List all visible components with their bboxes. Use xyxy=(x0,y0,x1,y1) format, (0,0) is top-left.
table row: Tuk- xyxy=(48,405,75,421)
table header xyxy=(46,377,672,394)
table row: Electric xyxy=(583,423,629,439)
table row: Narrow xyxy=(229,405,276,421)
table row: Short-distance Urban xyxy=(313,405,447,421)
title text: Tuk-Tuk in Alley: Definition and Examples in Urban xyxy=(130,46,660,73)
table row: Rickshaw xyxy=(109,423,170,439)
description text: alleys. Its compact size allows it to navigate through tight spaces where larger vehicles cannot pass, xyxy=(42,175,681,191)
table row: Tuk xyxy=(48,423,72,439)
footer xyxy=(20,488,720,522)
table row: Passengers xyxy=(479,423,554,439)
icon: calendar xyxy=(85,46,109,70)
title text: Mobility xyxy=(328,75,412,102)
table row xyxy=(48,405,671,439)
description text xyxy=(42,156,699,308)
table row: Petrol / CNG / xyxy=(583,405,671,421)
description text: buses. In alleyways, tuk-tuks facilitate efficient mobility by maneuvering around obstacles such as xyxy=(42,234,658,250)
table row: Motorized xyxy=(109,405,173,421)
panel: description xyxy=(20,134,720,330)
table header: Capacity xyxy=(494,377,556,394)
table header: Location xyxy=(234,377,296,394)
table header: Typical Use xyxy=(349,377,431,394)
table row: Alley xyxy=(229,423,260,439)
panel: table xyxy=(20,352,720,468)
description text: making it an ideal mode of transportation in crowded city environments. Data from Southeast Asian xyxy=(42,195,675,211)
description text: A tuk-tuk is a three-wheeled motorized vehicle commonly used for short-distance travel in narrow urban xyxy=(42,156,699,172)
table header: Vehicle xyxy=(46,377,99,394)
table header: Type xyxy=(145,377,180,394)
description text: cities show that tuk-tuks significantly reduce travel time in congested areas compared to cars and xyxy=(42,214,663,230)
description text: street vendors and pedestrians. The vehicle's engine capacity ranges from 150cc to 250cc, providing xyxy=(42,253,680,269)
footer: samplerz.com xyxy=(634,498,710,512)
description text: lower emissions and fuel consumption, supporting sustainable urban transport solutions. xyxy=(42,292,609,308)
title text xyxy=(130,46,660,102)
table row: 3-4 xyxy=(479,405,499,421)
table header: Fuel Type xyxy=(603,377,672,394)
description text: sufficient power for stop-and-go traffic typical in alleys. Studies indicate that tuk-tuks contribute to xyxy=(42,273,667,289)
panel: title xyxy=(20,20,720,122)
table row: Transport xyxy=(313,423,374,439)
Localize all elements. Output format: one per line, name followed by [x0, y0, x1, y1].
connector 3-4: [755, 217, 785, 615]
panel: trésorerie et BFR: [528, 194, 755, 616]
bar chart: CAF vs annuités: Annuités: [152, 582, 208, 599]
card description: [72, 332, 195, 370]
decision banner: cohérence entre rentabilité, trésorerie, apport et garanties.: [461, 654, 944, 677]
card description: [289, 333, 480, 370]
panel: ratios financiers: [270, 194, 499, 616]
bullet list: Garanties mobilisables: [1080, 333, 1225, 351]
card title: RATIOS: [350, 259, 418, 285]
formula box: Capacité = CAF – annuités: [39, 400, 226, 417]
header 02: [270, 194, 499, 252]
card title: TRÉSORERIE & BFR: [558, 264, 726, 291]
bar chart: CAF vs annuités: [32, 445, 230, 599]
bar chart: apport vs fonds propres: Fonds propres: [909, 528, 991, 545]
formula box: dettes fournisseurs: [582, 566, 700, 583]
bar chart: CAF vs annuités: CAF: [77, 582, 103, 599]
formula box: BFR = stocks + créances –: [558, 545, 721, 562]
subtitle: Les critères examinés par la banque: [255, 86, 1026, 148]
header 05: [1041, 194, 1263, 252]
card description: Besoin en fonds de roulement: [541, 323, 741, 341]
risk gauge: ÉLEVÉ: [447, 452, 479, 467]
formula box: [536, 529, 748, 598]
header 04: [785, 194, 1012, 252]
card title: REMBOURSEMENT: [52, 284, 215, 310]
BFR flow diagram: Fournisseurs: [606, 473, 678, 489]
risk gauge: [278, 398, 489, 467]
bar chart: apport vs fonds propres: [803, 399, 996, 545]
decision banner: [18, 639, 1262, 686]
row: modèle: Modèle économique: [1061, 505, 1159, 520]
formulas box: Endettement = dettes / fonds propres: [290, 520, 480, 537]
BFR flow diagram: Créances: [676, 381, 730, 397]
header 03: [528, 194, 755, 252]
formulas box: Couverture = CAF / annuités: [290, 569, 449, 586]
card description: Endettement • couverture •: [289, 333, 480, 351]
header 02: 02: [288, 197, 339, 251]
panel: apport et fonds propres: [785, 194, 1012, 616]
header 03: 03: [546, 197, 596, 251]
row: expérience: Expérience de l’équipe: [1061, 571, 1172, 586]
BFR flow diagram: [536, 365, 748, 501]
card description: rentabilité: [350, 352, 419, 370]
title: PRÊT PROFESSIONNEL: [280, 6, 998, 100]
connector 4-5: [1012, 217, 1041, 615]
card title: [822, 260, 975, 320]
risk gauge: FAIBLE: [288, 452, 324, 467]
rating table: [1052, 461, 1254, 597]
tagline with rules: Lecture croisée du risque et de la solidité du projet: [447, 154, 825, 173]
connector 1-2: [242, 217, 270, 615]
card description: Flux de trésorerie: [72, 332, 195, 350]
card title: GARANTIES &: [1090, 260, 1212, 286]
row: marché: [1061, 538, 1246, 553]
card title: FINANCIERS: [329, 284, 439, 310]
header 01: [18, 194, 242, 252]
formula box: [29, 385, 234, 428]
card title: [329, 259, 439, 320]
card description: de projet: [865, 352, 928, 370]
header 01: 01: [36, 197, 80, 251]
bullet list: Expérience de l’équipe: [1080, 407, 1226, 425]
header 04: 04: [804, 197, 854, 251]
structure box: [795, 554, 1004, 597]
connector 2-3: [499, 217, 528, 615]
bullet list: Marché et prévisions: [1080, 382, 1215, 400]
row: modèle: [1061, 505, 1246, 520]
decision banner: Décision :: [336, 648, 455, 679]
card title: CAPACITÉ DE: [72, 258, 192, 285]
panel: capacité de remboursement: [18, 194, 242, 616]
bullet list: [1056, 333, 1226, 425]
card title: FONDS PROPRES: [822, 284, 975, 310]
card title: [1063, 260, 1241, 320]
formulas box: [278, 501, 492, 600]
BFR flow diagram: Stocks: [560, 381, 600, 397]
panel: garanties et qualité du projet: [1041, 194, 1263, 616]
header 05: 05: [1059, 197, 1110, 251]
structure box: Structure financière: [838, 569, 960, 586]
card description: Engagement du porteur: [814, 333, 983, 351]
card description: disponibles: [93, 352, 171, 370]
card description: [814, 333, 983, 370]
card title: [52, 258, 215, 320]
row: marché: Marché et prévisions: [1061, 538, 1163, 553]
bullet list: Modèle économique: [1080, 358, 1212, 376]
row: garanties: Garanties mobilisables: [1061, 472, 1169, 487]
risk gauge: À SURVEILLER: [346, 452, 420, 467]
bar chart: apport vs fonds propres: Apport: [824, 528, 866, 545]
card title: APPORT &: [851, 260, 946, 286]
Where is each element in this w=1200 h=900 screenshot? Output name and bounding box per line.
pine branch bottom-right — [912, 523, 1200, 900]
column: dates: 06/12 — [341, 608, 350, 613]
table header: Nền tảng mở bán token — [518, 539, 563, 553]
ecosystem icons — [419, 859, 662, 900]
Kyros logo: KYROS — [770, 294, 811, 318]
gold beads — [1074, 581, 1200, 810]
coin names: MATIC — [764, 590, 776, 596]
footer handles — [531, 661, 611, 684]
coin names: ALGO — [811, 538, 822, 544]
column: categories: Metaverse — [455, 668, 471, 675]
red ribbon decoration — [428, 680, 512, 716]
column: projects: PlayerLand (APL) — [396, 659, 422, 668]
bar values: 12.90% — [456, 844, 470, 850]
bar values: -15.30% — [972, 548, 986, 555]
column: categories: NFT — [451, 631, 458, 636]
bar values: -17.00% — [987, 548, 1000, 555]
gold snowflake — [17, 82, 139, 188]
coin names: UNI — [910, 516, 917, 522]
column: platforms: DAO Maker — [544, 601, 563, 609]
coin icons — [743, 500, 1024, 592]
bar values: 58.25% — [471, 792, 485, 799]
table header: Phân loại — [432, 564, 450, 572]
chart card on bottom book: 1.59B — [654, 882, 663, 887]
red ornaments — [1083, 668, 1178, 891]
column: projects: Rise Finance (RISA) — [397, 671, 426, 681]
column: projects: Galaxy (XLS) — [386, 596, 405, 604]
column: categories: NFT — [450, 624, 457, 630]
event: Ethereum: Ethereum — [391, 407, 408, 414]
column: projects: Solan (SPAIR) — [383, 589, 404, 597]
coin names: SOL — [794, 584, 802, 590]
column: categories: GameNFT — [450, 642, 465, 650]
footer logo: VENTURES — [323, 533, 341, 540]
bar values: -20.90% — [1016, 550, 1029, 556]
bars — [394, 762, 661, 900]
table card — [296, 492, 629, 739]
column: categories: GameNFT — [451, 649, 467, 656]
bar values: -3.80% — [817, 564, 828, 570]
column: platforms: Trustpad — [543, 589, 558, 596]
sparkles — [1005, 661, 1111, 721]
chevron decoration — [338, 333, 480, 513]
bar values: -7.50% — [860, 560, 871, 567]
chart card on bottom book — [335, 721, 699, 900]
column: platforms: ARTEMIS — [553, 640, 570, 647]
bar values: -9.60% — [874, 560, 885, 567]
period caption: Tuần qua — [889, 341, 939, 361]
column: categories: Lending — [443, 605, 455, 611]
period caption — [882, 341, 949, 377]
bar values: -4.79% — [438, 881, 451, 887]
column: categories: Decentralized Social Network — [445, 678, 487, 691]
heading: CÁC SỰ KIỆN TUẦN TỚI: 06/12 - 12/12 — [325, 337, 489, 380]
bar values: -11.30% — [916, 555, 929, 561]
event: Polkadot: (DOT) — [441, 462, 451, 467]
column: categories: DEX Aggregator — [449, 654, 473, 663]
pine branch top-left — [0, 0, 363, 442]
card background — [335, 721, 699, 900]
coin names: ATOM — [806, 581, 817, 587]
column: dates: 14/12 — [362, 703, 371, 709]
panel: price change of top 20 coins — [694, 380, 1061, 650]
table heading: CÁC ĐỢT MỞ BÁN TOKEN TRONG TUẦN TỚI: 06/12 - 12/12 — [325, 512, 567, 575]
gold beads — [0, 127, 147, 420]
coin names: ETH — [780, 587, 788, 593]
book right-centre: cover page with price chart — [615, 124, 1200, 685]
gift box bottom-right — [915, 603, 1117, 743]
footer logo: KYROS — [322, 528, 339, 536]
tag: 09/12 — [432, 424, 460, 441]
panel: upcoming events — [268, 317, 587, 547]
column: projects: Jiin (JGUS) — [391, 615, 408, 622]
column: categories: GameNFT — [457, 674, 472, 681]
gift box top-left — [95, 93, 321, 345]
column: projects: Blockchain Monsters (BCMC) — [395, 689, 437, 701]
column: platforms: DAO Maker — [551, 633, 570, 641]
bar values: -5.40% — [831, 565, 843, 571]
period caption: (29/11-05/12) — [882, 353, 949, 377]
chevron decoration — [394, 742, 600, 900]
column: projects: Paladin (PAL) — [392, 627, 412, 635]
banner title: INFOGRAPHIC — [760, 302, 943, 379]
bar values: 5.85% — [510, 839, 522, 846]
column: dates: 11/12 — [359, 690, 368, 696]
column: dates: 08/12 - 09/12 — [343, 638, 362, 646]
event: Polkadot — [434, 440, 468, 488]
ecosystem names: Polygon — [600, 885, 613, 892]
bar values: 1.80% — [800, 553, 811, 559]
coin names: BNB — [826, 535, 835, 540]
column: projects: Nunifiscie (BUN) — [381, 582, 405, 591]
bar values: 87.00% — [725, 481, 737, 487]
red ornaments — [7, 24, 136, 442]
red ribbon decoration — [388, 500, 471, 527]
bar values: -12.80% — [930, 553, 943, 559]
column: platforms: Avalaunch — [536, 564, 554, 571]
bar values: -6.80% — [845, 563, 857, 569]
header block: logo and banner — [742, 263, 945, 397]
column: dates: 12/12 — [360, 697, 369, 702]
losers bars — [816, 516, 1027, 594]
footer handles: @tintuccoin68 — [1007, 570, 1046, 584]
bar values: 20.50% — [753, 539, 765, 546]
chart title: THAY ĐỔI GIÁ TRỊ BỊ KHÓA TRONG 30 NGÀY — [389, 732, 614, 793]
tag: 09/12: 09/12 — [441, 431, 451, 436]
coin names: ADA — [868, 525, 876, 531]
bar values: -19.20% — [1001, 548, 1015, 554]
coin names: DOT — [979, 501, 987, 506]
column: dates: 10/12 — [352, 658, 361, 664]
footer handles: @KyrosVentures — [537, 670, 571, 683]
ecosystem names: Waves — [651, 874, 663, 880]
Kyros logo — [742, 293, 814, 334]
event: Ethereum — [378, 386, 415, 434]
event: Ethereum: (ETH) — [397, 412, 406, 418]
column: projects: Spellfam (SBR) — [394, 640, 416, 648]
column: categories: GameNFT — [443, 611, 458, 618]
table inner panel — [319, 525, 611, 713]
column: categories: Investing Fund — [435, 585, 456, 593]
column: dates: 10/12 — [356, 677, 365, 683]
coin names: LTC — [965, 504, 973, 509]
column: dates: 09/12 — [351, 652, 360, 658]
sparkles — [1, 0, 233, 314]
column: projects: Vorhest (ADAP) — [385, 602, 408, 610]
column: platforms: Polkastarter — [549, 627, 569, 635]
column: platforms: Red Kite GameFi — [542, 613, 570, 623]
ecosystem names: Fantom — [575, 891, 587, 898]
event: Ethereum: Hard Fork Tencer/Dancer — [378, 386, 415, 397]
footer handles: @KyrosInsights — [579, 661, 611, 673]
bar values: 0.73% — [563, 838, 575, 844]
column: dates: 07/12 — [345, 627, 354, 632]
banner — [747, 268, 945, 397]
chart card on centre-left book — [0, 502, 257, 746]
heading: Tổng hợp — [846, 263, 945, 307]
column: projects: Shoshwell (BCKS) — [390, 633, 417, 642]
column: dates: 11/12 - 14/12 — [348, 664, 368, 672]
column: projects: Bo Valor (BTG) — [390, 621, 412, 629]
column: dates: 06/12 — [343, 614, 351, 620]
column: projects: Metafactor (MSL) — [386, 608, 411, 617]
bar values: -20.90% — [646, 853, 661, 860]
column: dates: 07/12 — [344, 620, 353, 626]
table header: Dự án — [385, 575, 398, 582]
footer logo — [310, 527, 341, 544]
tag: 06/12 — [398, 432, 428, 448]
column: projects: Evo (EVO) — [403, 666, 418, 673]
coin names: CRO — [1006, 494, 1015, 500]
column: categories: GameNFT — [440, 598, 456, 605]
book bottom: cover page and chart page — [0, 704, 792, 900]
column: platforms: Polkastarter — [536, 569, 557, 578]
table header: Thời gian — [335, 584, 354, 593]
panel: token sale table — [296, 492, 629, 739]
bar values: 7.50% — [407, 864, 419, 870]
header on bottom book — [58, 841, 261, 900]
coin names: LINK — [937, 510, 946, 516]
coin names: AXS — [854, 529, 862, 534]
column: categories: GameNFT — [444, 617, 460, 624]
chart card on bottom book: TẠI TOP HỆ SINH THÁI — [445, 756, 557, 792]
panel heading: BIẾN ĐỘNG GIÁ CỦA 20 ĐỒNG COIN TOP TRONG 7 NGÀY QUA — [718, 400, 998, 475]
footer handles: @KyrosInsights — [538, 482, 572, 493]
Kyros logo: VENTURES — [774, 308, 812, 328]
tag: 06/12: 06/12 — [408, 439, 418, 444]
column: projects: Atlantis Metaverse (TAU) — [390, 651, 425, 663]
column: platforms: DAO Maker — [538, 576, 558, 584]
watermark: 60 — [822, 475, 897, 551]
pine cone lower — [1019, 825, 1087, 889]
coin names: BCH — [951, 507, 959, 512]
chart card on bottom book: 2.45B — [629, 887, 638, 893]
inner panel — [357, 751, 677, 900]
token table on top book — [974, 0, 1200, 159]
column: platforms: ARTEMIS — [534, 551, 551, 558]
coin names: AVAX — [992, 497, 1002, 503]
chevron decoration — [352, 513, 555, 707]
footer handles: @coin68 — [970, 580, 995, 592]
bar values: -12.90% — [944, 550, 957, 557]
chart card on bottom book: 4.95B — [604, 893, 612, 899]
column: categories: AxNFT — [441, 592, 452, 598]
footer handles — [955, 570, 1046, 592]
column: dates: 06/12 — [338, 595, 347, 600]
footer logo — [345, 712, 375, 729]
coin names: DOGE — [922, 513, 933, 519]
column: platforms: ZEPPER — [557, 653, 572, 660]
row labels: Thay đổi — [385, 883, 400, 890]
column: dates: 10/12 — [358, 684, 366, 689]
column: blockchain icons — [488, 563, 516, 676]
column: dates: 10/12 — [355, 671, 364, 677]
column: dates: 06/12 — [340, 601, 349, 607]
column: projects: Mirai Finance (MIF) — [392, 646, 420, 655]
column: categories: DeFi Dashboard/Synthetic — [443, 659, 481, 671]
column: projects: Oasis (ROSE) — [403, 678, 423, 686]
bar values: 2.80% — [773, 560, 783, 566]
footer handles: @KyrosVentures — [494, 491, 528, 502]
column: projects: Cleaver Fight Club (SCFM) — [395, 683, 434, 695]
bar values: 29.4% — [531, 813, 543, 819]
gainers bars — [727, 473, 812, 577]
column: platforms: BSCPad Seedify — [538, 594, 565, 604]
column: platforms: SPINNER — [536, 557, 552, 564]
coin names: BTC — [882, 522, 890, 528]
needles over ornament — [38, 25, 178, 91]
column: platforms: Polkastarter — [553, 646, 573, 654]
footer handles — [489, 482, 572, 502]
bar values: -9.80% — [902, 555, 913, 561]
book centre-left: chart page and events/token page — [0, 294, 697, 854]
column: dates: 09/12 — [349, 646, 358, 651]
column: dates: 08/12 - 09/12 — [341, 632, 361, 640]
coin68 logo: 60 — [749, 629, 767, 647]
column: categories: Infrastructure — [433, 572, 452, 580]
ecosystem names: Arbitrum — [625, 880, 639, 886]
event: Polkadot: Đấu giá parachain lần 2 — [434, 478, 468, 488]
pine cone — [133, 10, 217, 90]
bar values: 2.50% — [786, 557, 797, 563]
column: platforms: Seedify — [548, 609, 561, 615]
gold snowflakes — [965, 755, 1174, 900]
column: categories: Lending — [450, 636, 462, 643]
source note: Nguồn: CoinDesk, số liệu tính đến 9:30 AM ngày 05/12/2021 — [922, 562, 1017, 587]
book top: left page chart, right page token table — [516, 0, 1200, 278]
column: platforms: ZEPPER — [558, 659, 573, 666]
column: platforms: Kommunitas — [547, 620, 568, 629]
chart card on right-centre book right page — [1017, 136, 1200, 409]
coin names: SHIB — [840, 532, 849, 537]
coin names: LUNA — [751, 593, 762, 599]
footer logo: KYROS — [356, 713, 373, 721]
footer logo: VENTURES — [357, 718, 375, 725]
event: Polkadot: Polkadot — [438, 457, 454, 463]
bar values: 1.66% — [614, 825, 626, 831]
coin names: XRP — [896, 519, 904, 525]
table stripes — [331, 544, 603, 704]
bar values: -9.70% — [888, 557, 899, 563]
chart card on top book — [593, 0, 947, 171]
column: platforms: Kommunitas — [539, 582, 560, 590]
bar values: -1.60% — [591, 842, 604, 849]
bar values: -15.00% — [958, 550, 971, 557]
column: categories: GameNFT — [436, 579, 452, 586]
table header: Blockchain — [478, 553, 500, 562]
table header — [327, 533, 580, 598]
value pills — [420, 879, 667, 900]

# # #

Render the items as a Markdown table with the columns Row and Text, starting with the very first line and going on through the line with "table row: Narrow xyxy=(229,405,276,421)", both included. Give each line a row number, and leave out any blank lines.

Final result =>
| Row | Text |
|---|---|
| 1 | List all visible components with their bboxes. Use xyxy=(x0,y0,x1,y1) format, (0,0) is top-left. |
| 2 | table row: Tuk- xyxy=(48,405,75,421) |
| 3 | table header xyxy=(46,377,672,394) |
| 4 | table row: Electric xyxy=(583,423,629,439) |
| 5 | table row: Narrow xyxy=(229,405,276,421) |